### EXERCISE DESCRIPTION:
Extract all records. Keep each one exact.

### THE RECORDS:
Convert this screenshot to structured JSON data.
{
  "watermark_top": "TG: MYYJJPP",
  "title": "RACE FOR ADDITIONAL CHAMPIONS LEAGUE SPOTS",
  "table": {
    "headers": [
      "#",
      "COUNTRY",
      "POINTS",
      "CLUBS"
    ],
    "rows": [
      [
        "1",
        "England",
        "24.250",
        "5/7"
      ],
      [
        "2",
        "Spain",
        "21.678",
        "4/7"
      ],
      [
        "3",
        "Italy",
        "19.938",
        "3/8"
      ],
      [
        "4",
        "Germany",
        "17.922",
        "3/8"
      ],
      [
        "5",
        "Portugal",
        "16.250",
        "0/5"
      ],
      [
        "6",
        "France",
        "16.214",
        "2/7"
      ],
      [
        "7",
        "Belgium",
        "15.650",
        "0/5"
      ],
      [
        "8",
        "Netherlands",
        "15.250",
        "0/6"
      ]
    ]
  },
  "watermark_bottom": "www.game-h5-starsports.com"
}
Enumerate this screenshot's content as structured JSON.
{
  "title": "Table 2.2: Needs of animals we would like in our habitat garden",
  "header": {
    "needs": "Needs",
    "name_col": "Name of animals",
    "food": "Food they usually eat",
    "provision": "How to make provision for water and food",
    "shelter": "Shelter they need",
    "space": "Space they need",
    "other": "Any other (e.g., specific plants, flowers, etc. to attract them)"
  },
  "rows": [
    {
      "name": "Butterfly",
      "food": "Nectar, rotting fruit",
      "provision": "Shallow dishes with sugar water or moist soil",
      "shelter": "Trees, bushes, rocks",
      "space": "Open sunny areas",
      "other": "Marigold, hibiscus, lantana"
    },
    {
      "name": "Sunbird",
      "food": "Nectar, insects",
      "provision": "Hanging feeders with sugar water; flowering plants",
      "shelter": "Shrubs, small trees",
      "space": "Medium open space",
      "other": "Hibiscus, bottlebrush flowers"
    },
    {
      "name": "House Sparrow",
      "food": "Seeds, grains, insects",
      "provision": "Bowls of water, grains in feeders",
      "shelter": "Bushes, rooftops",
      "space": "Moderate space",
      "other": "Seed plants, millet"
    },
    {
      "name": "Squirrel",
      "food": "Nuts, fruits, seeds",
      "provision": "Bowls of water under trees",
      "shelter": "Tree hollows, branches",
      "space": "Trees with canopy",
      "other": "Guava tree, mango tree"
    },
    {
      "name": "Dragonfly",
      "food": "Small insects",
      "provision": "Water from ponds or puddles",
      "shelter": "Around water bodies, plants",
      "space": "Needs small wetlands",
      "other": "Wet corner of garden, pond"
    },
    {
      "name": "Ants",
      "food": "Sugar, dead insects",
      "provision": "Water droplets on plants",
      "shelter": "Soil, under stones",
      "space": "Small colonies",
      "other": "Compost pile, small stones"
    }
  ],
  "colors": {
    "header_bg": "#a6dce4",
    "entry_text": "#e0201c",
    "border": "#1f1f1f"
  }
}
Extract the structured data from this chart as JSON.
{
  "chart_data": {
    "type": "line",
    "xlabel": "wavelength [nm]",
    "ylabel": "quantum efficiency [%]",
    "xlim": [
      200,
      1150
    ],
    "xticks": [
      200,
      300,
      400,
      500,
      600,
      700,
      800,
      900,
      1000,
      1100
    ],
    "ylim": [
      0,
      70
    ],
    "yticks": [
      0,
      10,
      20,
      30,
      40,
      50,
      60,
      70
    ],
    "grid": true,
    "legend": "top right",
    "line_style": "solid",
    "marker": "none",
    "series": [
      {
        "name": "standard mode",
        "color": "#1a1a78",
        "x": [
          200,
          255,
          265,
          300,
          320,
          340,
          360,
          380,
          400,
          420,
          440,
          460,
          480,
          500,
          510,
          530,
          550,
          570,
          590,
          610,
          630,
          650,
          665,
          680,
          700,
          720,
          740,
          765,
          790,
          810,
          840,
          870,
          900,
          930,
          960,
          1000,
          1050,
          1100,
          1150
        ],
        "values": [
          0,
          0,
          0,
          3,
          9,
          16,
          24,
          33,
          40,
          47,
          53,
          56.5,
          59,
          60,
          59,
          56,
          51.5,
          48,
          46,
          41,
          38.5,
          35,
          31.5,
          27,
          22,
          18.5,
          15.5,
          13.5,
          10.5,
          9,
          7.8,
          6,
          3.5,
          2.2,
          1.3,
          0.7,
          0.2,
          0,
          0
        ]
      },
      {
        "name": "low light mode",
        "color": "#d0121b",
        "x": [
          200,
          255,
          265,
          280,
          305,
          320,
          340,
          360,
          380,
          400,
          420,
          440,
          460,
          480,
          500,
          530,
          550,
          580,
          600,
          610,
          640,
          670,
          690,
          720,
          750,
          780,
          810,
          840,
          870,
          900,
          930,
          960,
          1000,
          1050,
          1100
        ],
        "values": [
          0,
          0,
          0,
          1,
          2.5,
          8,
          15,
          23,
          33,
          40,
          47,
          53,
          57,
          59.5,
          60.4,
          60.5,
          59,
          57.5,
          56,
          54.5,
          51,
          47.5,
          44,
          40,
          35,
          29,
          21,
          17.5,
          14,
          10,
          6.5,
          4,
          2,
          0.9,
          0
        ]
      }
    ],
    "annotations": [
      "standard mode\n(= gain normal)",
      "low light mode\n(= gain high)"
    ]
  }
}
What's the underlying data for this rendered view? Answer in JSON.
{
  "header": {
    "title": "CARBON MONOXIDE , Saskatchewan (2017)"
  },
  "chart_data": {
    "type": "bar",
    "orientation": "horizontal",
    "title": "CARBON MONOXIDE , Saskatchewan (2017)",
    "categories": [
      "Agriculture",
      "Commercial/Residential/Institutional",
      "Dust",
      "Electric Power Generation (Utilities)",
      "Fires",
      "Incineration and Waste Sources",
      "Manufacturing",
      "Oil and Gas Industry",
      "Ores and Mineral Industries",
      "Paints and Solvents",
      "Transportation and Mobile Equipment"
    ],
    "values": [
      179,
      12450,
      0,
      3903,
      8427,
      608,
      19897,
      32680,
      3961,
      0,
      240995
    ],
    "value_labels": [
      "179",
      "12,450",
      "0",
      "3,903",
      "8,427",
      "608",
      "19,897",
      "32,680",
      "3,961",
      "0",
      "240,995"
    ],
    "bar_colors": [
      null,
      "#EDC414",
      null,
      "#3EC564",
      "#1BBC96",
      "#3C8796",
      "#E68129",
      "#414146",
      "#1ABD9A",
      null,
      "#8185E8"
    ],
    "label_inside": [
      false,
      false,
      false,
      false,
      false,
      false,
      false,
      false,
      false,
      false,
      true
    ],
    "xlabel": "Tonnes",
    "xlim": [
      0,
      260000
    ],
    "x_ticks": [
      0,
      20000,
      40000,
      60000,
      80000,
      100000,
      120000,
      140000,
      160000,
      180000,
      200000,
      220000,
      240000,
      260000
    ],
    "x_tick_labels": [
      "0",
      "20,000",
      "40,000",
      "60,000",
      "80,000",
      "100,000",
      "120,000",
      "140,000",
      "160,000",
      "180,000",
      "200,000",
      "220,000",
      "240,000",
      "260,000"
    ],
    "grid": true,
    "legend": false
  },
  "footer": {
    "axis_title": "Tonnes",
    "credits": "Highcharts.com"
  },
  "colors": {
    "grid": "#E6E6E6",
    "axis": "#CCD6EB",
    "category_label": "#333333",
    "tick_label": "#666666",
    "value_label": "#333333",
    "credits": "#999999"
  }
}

### PROBLEM SOLUTION:
Convert this screenshot to structured JSON data.
{
  "watermark_top": "TG: MYYJJPP",
  "title": "RACE FOR ADDITIONAL CHAMPIONS LEAGUE SPOTS",
  "table": {
    "headers": [
      "#",
      "COUNTRY",
      "POINTS",
      "CLUBS"
    ],
    "rows": [
      [
        "1",
        "England",
        "24.250",
        "5/7"
      ],
      [
        "2",
        "Spain",
        "21.678",
        "4/7"
      ],
      [
        "3",
        "Italy",
        "19.938",
        "3/8"
      ],
      [
        "4",
        "Germany",
        "17.922",
        "3/8"
      ],
      [
        "5",
        "Portugal",
        "16.250",
        "0/5"
      ],
      [
        "6",
        "France",
        "16.214",
        "2/7"
      ],
      [
        "7",
        "Belgium",
        "15.650",
        "0/5"
      ],
      [
        "8",
        "Netherlands",
        "15.250",
        "0/6"
      ]
    ]
  },
  "watermark_bottom": "www.game-h5-starsports.com"
}
Enumerate this screenshot's content as structured JSON.
{
  "title": "Table 2.2: Needs of animals we would like in our habitat garden",
  "header": {
    "needs": "Needs",
    "name_col": "Name of animals",
    "food": "Food they usually eat",
    "provision": "How to make provision for water and food",
    "shelter": "Shelter they need",
    "space": "Space they need",
    "other": "Any other (e.g., specific plants, flowers, etc. to attract them)"
  },
  "rows": [
    {
      "name": "Butterfly",
      "food": "Nectar, rotting fruit",
      "provision": "Shallow dishes with sugar water or moist soil",
      "shelter": "Trees, bushes, rocks",
      "space": "Open sunny areas",
      "other": "Marigold, hibiscus, lantana"
    },
    {
      "name": "Sunbird",
      "food": "Nectar, insects",
      "provision": "Hanging feeders with sugar water; flowering plants",
      "shelter": "Shrubs, small trees",
      "space": "Medium open space",
      "other": "Hibiscus, bottlebrush flowers"
    },
    {
      "name": "House Sparrow",
      "food": "Seeds, grains, insects",
      "provision": "Bowls of water, grains in feeders",
      "shelter": "Bushes, rooftops",
      "space": "Moderate space",
      "other": "Seed plants, millet"
    },
    {
      "name": "Squirrel",
      "food": "Nuts, fruits, seeds",
      "provision": "Bowls of water under trees",
      "shelter": "Tree hollows, branches",
      "space": "Trees with canopy",
      "other": "Guava tree, mango tree"
    },
    {
      "name": "Dragonfly",
      "food": "Small insects",
      "provision": "Water from ponds or puddles",
      "shelter": "Around water bodies, plants",
      "space": "Needs small wetlands",
      "other": "Wet corner of garden, pond"
    },
    {
      "name": "Ants",
      "food": "Sugar, dead insects",
      "provision": "Water droplets on plants",
      "shelter": "Soil, under stones",
      "space": "Small colonies",
      "other": "Compost pile, small stones"
    }
  ],
  "colors": {
    "header_bg": "#a6dce4",
    "entry_text": "#e0201c",
    "border": "#1f1f1f"
  }
}
Extract the structured data from this chart as JSON.
{
  "chart_data": {
    "type": "line",
    "xlabel": "wavelength [nm]",
    "ylabel": "quantum efficiency [%]",
    "xlim": [
      200,
      1150
    ],
    "xticks": [
      200,
      300,
      400,
      500,
      600,
      700,
      800,
      900,
      1000,
      1100
    ],
    "ylim": [
      0,
      70
    ],
    "yticks": [
      0,
      10,
      20,
      30,
      40,
      50,
      60,
      70
    ],
    "grid": true,
    "legend": "top right",
    "line_style": "solid",
    "marker": "none",
    "series": [
      {
        "name": "standard mode",
        "color": "#1a1a78",
        "x": [
          200,
          255,
          265,
          300,
          320,
          340,
          360,
          380,
          400,
          420,
          440,
          460,
          480,
          500,
          510,
          530,
          550,
          570,
          590,
          610,
          630,
          650,
          665,
          680,
          700,
          720,
          740,
          765,
          790,
          810,
          840,
          870,
          900,
          930,
          960,
          1000,
          1050,
          1100,
          1150
        ],
        "values": [
          0,
          0,
          0,
          3,
          9,
          16,
          24,
          33,
          40,
          47,
          53,
          56.5,
          59,
          60,
          59,
          56,
          51.5,
          48,
          46,
          41,
          38.5,
          35,
          31.5,
          27,
          22,
          18.5,
          15.5,
          13.5,
          10.5,
          9,
          7.8,
          6,
          3.5,
          2.2,
          1.3,
          0.7,
          0.2,
          0,
          0
        ]
      },
      {
        "name": "low light mode",
        "color": "#d0121b",
        "x": [
          200,
          255,
          265,
          280,
          305,
          320,
          340,
          360,
          380,
          400,
          420,
          440,
          460,
          480,
          500,
          530,
          550,
          580,
          600,
          610,
          640,
          670,
          690,
          720,
          750,
          780,
          810,
          840,
          870,
          900,
          930,
          960,
          1000,
          1050,
          1100
        ],
        "values": [
          0,
          0,
          0,
          1,
          2.5,
          8,
          15,
          23,
          33,
          40,
          47,
          53,
          57,
          59.5,
          60.4,
          60.5,
          59,
          57.5,
          56,
          54.5,
          51,
          47.5,
          44,
          40,
          35,
          29,
          21,
          17.5,
          14,
          10,
          6.5,
          4,
          2,
          0.9,
          0
        ]
      }
    ],
    "annotations": [
      "standard mode\n(= gain normal)",
      "low light mode\n(= gain high)"
    ]
  }
}
What's the underlying data for this rendered view? Answer in JSON.
{
  "header": {
    "title": "CARBON MONOXIDE , Saskatchewan (2017)"
  },
  "chart_data": {
    "type": "bar",
    "orientation": "horizontal",
    "title": "CARBON MONOXIDE , Saskatchewan (2017)",
    "categories": [
      "Agriculture",
      "Commercial/Residential/Institutional",
      "Dust",
      "Electric Power Generation (Utilities)",
      "Fires",
      "Incineration and Waste Sources",
      "Manufacturing",
      "Oil and Gas Industry",
      "Ores and Mineral Industries",
      "Paints and Solvents",
      "Transportation and Mobile Equipment"
    ],
    "values": [
      179,
      12450,
      0,
      3903,
      8427,
      608,
      19897,
      32680,
      3961,
      0,
      240995
    ],
    "value_labels": [
      "179",
      "12,450",
      "0",
      "3,903",
      "8,427",
      "608",
      "19,897",
      "32,680",
      "3,961",
      "0",
      "240,995"
    ],
    "bar_colors": [
      null,
      "#EDC414",
      null,
      "#3EC564",
      "#1BBC96",
      "#3C8796",
      "#E68129",
      "#414146",
      "#1ABD9A",
      null,
      "#8185E8"
    ],
    "label_inside": [
      false,
      false,
      false,
      false,
      false,
      false,
      false,
      false,
      false,
      false,
      true
    ],
    "xlabel": "Tonnes",
    "xlim": [
      0,
      260000
    ],
    "x_ticks": [
      0,
      20000,
      40000,
      60000,
      80000,
      100000,
      120000,
      140000,
      160000,
      180000,
      200000,
      220000,
      240000,
      260000
    ],
    "x_tick_labels": [
      "0",
      "20,000",
      "40,000",
      "60,000",
      "80,000",
      "100,000",
      "120,000",
      "140,000",
      "160,000",
      "180,000",
      "200,000",
      "220,000",
      "240,000",
      "260,000"
    ],
    "grid": true,
    "legend": false
  },
  "footer": {
    "axis_title": "Tonnes",
    "credits": "Highcharts.com"
  },
  "colors": {
    "grid": "#E6E6E6",
    "axis": "#CCD6EB",
    "category_label": "#333333",
    "tick_label": "#666666",
    "value_label": "#333333",
    "credits": "#999999"
  }
}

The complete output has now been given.